- **READING PASSAGE**:

- - -

Tuesday, August 2, 2016

Trip to Nazi Concentration Camps, Germany and Austria (July 2016)

Labor makes free...?
Traveling is not just for pleasure. At times, traveling may be for remembering the painful past so that lessens may be learned for humanity not to repeat the same mistake for causing such pain. Why bother? Because traveling is an education for living.

Kristin and I visited two Nazi concentration camps in Austria and Germany, not for pleasure but for education.

What is concentration camp? First, you need to know the background.

In 1933, the Nazis began to establish a network of camps. These were initially concentration camps to concentrate enemies and certain groups of people in one place. Local SS and police forces set up these first camps.

Soon, however, the Nazi leadership began to develop a controlled system of camps, initially in Germany and later to other occupied countries, notably Austria and Poland. These camps lasted until the World War II came to end in 1945.

This concept is still adopted else where primarily for the political reasons, notably North Korea.

There were different types of camps depending on the purpose although some types were combined..

Concentration Camps:     Initially, all camps were concentration camps. These were places in which a large number of people, especially political prisoners or members of persecuted/targeted minorities, were deliberately imprisoned in a relatively small area within inadequate facilities, sometimes to provide forced labor or to await mass execution. Later, the Nazi leadership used the concentration camp for the purpose of detaining or confining targeted people without trial.

For this blog post, I am calling all camps explained below concentration camps.

Transit Camps:     As the Nazi leadership completes the classification of the prisoners, they were sent to transit camps while they were waiting to be sent to their final destination camps.

Forced Labor Camps:     Concentration camps had many satellite camps where forced labor was demanded. Auschwitz in Poland, for example, had over 40 satellite camps that were operated as sections of the Auschwitz. In may cases, forced labor was imposed upon the prisoners in expectation of their death: i.e. "extermination by labor."

- - -

- **TO BE DONE**:
[1] According to the blog post, how many satellite camps did Auschwitz have?
[2] Retype the blog post's wording between "Kristin and I" and "notably North Korea.", inclusive.
The records have nothing to do with the blog post.

- - -

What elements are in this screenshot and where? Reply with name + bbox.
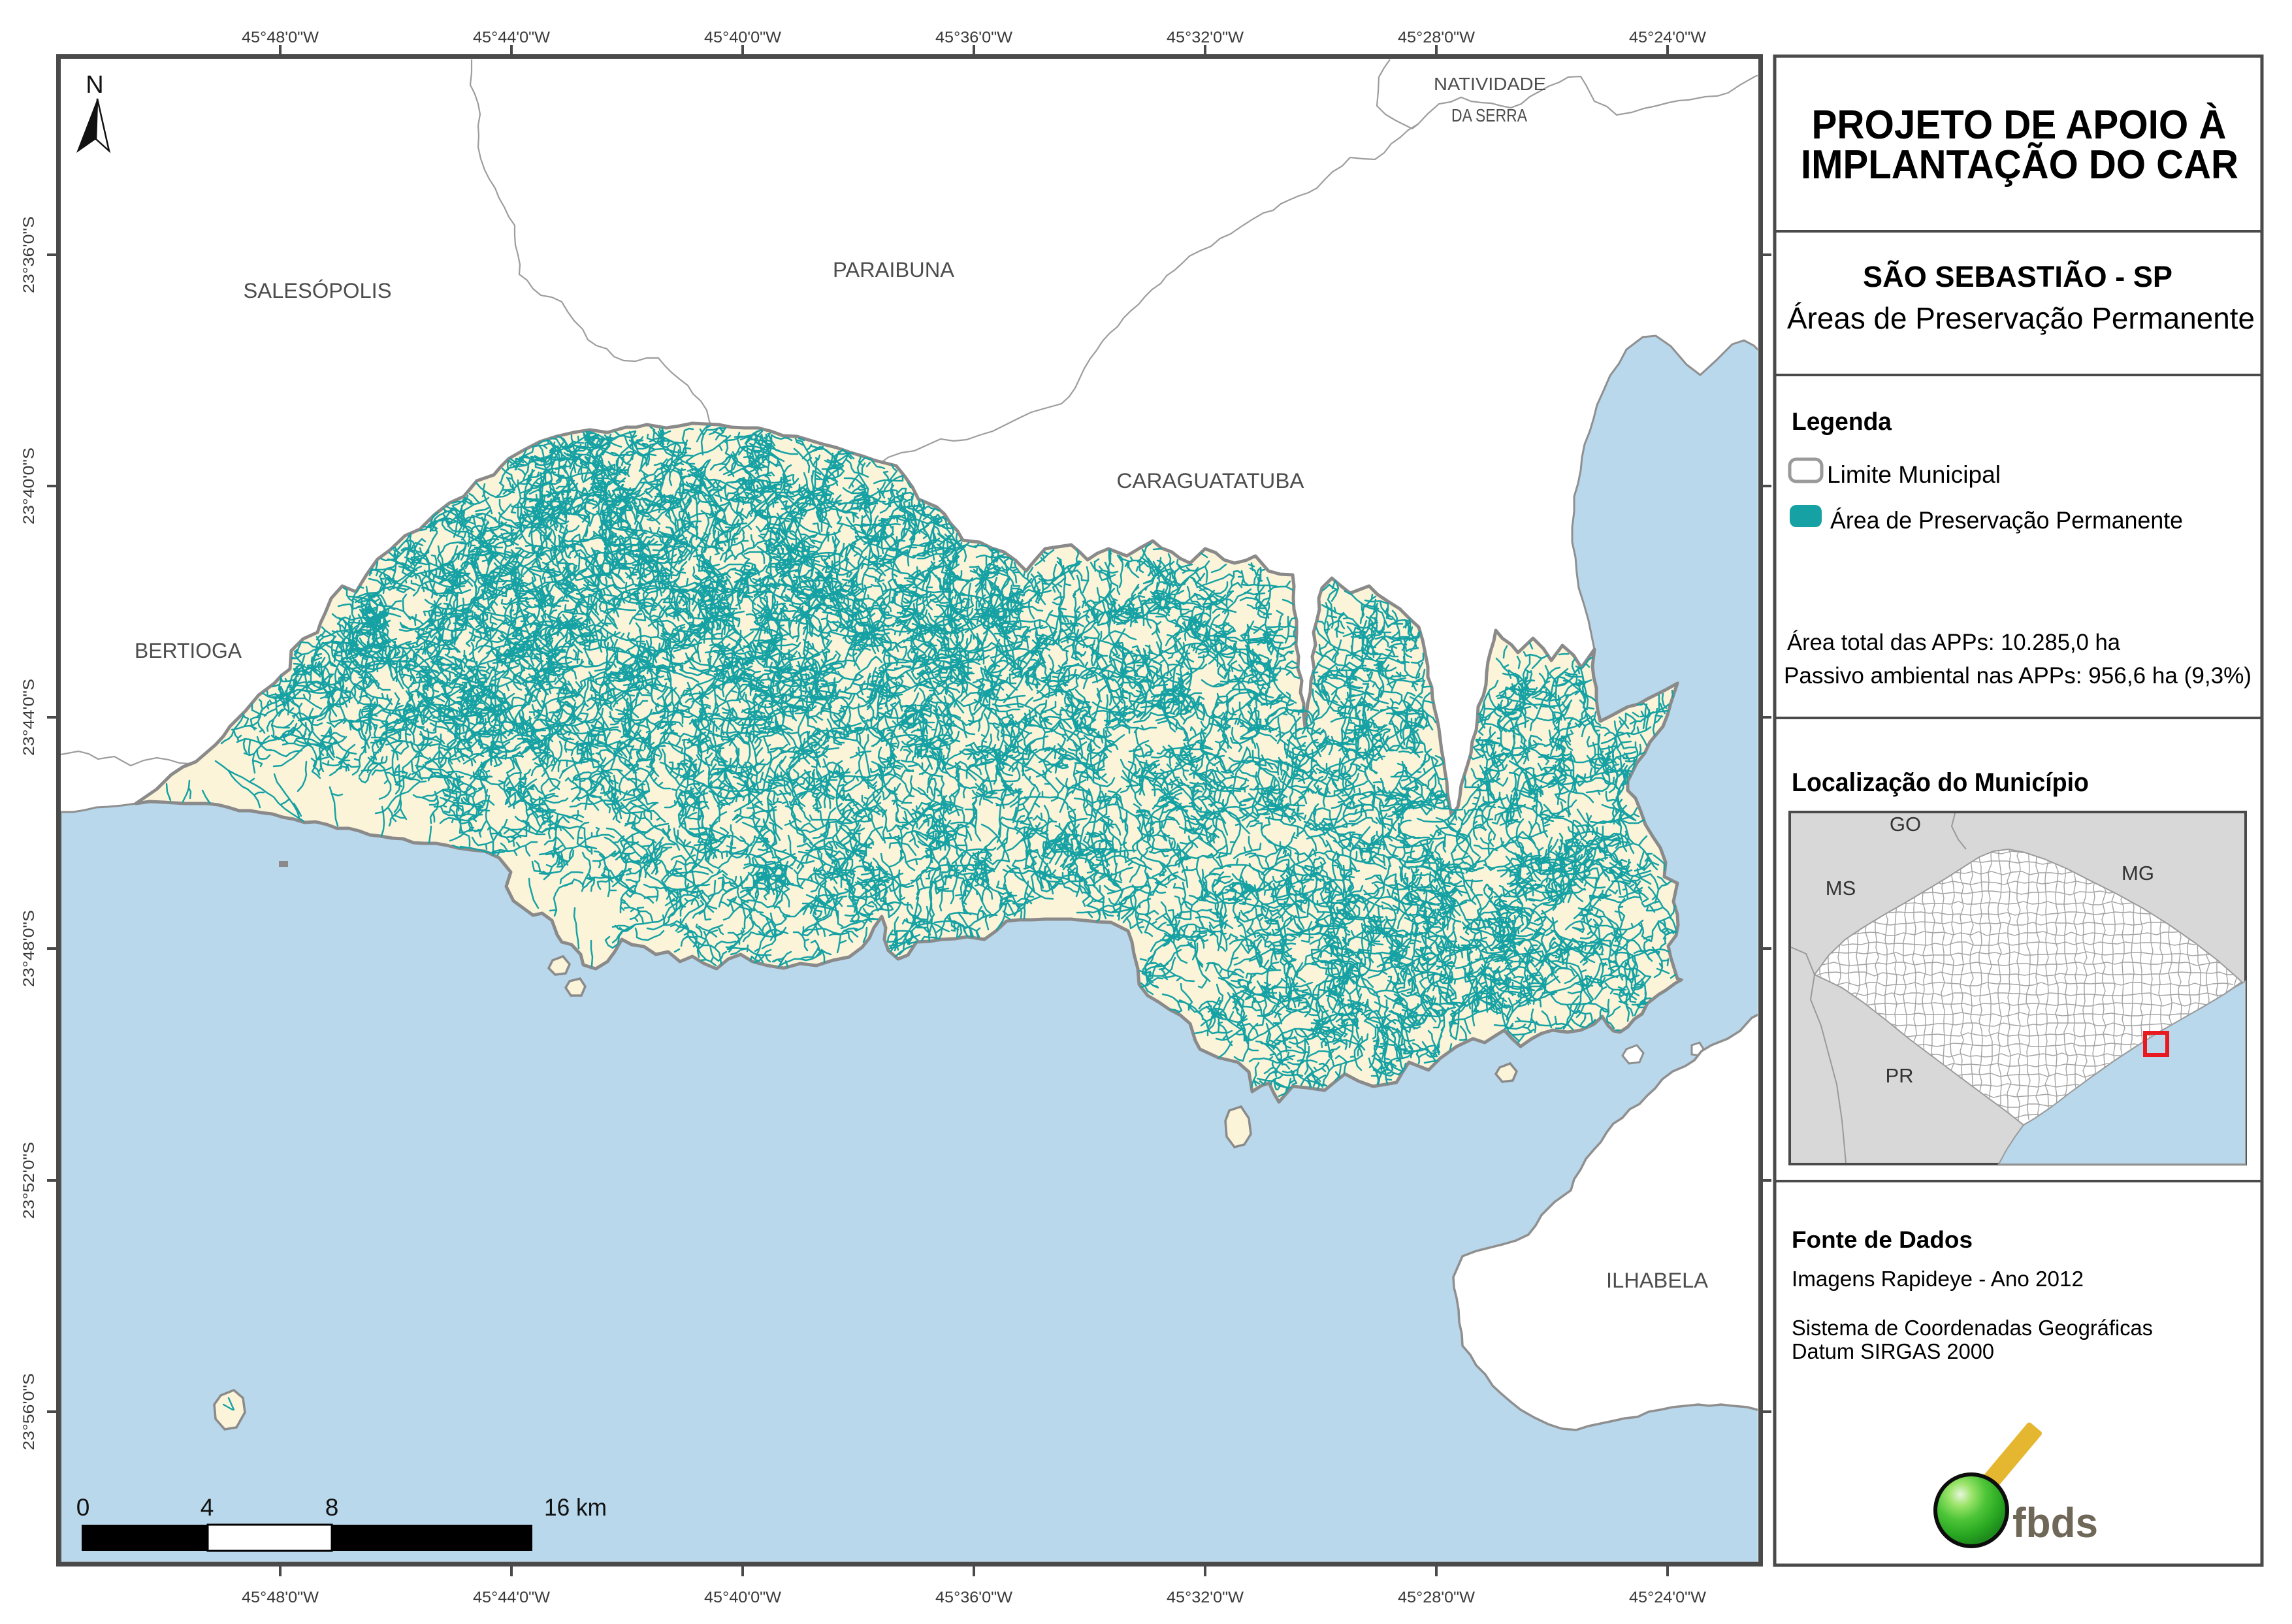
- svg-text:45°32'0"W: 45°32'0"W: [1167, 29, 1244, 46]
- svg-text:Área total das APPs: 10.285,0: Área total das APPs: 10.285,0 ha: [1787, 630, 2121, 655]
- svg-text:PR: PR: [1885, 1064, 1913, 1087]
- svg-text:SÃO SEBASTIÃO - SP: SÃO SEBASTIÃO - SP: [1863, 260, 2172, 293]
- svg-text:MG: MG: [2122, 862, 2154, 885]
- svg-text:23°48'0"S: 23°48'0"S: [20, 910, 38, 987]
- svg-text:Limite Municipal: Limite Municipal: [1827, 461, 2001, 488]
- svg-text:23°52'0"S: 23°52'0"S: [20, 1142, 38, 1219]
- svg-text:Área de Preservação Permanente: Área de Preservação Permanente: [1830, 507, 2183, 534]
- svg-text:45°44'0"W: 45°44'0"W: [473, 29, 550, 46]
- svg-text:PARAIBUNA: PARAIBUNA: [833, 258, 955, 282]
- svg-text:45°28'0"W: 45°28'0"W: [1398, 29, 1475, 46]
- svg-text:Imagens Rapideye - Ano 2012: Imagens Rapideye - Ano 2012: [1792, 1267, 2084, 1291]
- svg-text:0: 0: [76, 1494, 90, 1521]
- svg-text:23°36'0"S: 23°36'0"S: [20, 216, 38, 293]
- svg-text:PROJETO DE APOIO À: PROJETO DE APOIO À: [1812, 103, 2227, 148]
- svg-text:Fonte de Dados: Fonte de Dados: [1792, 1226, 1973, 1253]
- svg-text:23°56'0"S: 23°56'0"S: [20, 1373, 38, 1450]
- svg-text:45°32'0"W: 45°32'0"W: [1167, 1589, 1244, 1606]
- svg-text:45°24'0"W: 45°24'0"W: [1629, 29, 1706, 46]
- svg-text:SALESÓPOLIS: SALESÓPOLIS: [244, 279, 392, 302]
- svg-text:NATIVIDADE: NATIVIDADE: [1434, 74, 1546, 94]
- svg-text:45°40'0"W: 45°40'0"W: [704, 1589, 781, 1606]
- svg-text:23°40'0"S: 23°40'0"S: [20, 447, 38, 525]
- svg-text:16 km: 16 km: [544, 1494, 607, 1521]
- svg-text:Legenda: Legenda: [1792, 408, 1892, 436]
- svg-text:ILHABELA: ILHABELA: [1606, 1269, 1709, 1292]
- svg-text:IMPLANTAÇÃO DO CAR: IMPLANTAÇÃO DO CAR: [1801, 142, 2238, 187]
- svg-text:45°48'0"W: 45°48'0"W: [242, 29, 319, 46]
- svg-text:BERTIOGA: BERTIOGA: [135, 639, 242, 662]
- svg-text:8: 8: [325, 1494, 339, 1521]
- svg-text:45°48'0"W: 45°48'0"W: [242, 1589, 319, 1606]
- svg-text:fbds: fbds: [2012, 1499, 2098, 1546]
- svg-text:4: 4: [201, 1494, 214, 1521]
- svg-text:CARAGUATATUBA: CARAGUATATUBA: [1117, 469, 1305, 493]
- svg-text:45°28'0"W: 45°28'0"W: [1398, 1589, 1475, 1606]
- svg-text:23°44'0"S: 23°44'0"S: [20, 679, 38, 756]
- svg-text:GO: GO: [1890, 813, 1921, 836]
- svg-text:Datum SIRGAS 2000: Datum SIRGAS 2000: [1792, 1339, 1994, 1363]
- svg-text:N: N: [86, 71, 103, 99]
- svg-text:45°36'0"W: 45°36'0"W: [935, 29, 1012, 46]
- svg-text:Passivo ambiental nas APPs: 95: Passivo ambiental nas APPs: 956,6 ha (9,…: [1784, 663, 2252, 689]
- svg-text:45°36'0"W: 45°36'0"W: [935, 1589, 1012, 1606]
- svg-text:MS: MS: [1826, 877, 1856, 900]
- svg-text:45°40'0"W: 45°40'0"W: [704, 29, 781, 46]
- svg-text:Áreas de Preservação Permanent: Áreas de Preservação Permanente: [1787, 301, 2255, 335]
- svg-text:45°44'0"W: 45°44'0"W: [473, 1589, 550, 1606]
- svg-text:DA SERRA: DA SERRA: [1451, 105, 1527, 125]
- svg-text:Localização do Município: Localização do Município: [1792, 768, 2089, 797]
- svg-text:45°24'0"W: 45°24'0"W: [1629, 1589, 1706, 1606]
- svg-text:Sistema de Coordenadas Geográf: Sistema de Coordenadas Geográficas: [1792, 1316, 2153, 1340]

- - -

- **RESPONSES TO THE EXERCISE**:
[1] Over 40.

[2]
Kristin and I visited two Nazi concentration camps in Austria and Germany, not for pleasure but for education.

What is concentration camp? First, you need to know the background.

In 1933, the Nazis began to establish a network of camps. These were initially concentration camps to concentrate enemies and certain groups of people in one place. Local SS and police forces set up these first camps.

Soon, however, the Nazi leadership began to develop a controlled system of camps, initially in Germany and later to other occupied countries, notably Austria and Poland. These camps lasted until the World War II came to end in 1945.

This concept is still adopted else where primarily for the political reasons, notably North Korea.